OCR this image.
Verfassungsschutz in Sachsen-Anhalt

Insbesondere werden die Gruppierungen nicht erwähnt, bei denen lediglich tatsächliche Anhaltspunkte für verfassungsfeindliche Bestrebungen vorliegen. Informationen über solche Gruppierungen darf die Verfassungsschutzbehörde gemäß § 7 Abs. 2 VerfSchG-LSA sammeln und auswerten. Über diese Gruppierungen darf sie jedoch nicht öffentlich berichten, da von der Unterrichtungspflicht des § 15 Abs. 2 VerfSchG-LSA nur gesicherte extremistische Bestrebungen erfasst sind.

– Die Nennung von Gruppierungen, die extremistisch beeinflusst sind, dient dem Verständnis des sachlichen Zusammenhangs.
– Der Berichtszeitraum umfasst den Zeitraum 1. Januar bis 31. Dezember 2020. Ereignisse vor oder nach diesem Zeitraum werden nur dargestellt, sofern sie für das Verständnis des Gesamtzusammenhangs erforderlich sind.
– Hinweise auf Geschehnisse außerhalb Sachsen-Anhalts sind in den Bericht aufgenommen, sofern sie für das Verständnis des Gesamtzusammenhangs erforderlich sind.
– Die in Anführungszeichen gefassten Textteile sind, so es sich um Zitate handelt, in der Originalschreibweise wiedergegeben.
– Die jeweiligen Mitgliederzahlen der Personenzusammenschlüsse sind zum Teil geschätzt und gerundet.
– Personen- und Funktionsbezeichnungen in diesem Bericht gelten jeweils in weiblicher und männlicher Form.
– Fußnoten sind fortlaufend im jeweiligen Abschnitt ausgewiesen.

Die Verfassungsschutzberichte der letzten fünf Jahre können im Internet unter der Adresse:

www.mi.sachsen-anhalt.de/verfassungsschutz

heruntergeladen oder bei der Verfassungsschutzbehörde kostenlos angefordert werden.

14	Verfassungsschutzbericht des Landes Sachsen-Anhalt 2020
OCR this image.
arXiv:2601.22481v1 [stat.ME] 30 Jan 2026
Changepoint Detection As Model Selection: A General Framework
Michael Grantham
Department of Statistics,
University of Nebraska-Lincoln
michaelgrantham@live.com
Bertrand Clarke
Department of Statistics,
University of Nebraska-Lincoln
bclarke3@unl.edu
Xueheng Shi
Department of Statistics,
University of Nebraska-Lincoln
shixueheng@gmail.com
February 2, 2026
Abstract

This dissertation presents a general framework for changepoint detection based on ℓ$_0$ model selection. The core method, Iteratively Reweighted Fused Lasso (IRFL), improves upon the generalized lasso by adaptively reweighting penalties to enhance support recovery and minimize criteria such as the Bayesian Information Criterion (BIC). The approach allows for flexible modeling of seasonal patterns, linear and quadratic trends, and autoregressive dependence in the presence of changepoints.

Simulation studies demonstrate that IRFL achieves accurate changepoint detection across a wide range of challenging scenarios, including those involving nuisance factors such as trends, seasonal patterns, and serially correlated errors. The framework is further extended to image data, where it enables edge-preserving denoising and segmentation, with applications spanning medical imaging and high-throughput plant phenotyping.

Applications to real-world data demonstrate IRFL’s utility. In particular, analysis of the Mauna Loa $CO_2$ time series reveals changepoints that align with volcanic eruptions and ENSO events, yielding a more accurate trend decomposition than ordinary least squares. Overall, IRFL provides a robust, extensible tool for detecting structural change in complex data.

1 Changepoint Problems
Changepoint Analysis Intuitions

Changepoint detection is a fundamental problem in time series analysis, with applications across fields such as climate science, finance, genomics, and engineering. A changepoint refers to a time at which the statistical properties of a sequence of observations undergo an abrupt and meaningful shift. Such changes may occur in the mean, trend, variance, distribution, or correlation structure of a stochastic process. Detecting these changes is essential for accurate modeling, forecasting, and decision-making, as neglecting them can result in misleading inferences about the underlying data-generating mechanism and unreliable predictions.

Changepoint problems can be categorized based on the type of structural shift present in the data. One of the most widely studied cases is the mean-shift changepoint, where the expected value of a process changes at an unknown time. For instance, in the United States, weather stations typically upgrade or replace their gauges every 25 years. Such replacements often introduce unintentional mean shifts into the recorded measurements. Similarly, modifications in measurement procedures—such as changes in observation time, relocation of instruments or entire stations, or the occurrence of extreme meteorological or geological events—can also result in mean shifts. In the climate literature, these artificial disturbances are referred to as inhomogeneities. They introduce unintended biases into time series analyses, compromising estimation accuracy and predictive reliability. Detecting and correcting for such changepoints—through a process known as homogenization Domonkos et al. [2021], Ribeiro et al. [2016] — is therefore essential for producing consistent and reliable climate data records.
· · · · ·
• _WHAT YOU ARE ASKED TO DO_
Restate each line above word for word.

• _TASK SOLUTION_
OCR this image.
Verfassungsschutz in Sachsen-Anhalt

Insbesondere werden die Gruppierungen nicht erwähnt, bei denen lediglich tatsächliche Anhaltspunkte für verfassungsfeindliche Bestrebungen vorliegen. Informationen über solche Gruppierungen darf die Verfassungsschutzbehörde gemäß § 7 Abs. 2 VerfSchG-LSA sammeln und auswerten. Über diese Gruppierungen darf sie jedoch nicht öffentlich berichten, da von der Unterrichtungspflicht des § 15 Abs. 2 VerfSchG-LSA nur gesicherte extremistische Bestrebungen erfasst sind.

– Die Nennung von Gruppierungen, die extremistisch beeinflusst sind, dient dem Verständnis des sachlichen Zusammenhangs.
– Der Berichtszeitraum umfasst den Zeitraum 1. Januar bis 31. Dezember 2020. Ereignisse vor oder nach diesem Zeitraum werden nur dargestellt, sofern sie für das Verständnis des Gesamtzusammenhangs erforderlich sind.
– Hinweise auf Geschehnisse außerhalb Sachsen-Anhalts sind in den Bericht aufgenommen, sofern sie für das Verständnis des Gesamtzusammenhangs erforderlich sind.
– Die in Anführungszeichen gefassten Textteile sind, so es sich um Zitate handelt, in der Originalschreibweise wiedergegeben.
– Die jeweiligen Mitgliederzahlen der Personenzusammenschlüsse sind zum Teil geschätzt und gerundet.
– Personen- und Funktionsbezeichnungen in diesem Bericht gelten jeweils in weiblicher und männlicher Form.
– Fußnoten sind fortlaufend im jeweiligen Abschnitt ausgewiesen.

Die Verfassungsschutzberichte der letzten fünf Jahre können im Internet unter der Adresse:

www.mi.sachsen-anhalt.de/verfassungsschutz

heruntergeladen oder bei der Verfassungsschutzbehörde kostenlos angefordert werden.

14	Verfassungsschutzbericht des Landes Sachsen-Anhalt 2020
OCR this image.
arXiv:2601.22481v1 [stat.ME] 30 Jan 2026
Changepoint Detection As Model Selection: A General Framework
Michael Grantham
Department of Statistics,
University of Nebraska-Lincoln
michaelgrantham@live.com
Bertrand Clarke
Department of Statistics,
University of Nebraska-Lincoln
bclarke3@unl.edu
Xueheng Shi
Department of Statistics,
University of Nebraska-Lincoln
shixueheng@gmail.com
February 2, 2026
Abstract

This dissertation presents a general framework for changepoint detection based on ℓ$_0$ model selection. The core method, Iteratively Reweighted Fused Lasso (IRFL), improves upon the generalized lasso by adaptively reweighting penalties to enhance support recovery and minimize criteria such as the Bayesian Information Criterion (BIC). The approach allows for flexible modeling of seasonal patterns, linear and quadratic trends, and autoregressive dependence in the presence of changepoints.

Simulation studies demonstrate that IRFL achieves accurate changepoint detection across a wide range of challenging scenarios, including those involving nuisance factors such as trends, seasonal patterns, and serially correlated errors. The framework is further extended to image data, where it enables edge-preserving denoising and segmentation, with applications spanning medical imaging and high-throughput plant phenotyping.

Applications to real-world data demonstrate IRFL’s utility. In particular, analysis of the Mauna Loa $CO_2$ time series reveals changepoints that align with volcanic eruptions and ENSO events, yielding a more accurate trend decomposition than ordinary least squares. Overall, IRFL provides a robust, extensible tool for detecting structural change in complex data.

1 Changepoint Problems
Changepoint Analysis Intuitions

Changepoint detection is a fundamental problem in time series analysis, with applications across fields such as climate science, finance, genomics, and engineering. A changepoint refers to a time at which the statistical properties of a sequence of observations undergo an abrupt and meaningful shift. Such changes may occur in the mean, trend, variance, distribution, or correlation structure of a stochastic process. Detecting these changes is essential for accurate modeling, forecasting, and decision-making, as neglecting them can result in misleading inferences about the underlying data-generating mechanism and unreliable predictions.

Changepoint problems can be categorized based on the type of structural shift present in the data. One of the most widely studied cases is the mean-shift changepoint, where the expected value of a process changes at an unknown time. For instance, in the United States, weather stations typically upgrade or replace their gauges every 25 years. Such replacements often introduce unintentional mean shifts into the recorded measurements. Similarly, modifications in measurement procedures—such as changes in observation time, relocation of instruments or entire stations, or the occurrence of extreme meteorological or geological events—can also result in mean shifts. In the climate literature, these artificial disturbances are referred to as inhomogeneities. They introduce unintended biases into time series analyses, compromising estimation accuracy and predictive reliability. Detecting and correcting for such changepoints—through a process known as homogenization Domonkos et al. [2021], Ribeiro et al. [2016] — is therefore essential for producing consistent and reliable climate data records.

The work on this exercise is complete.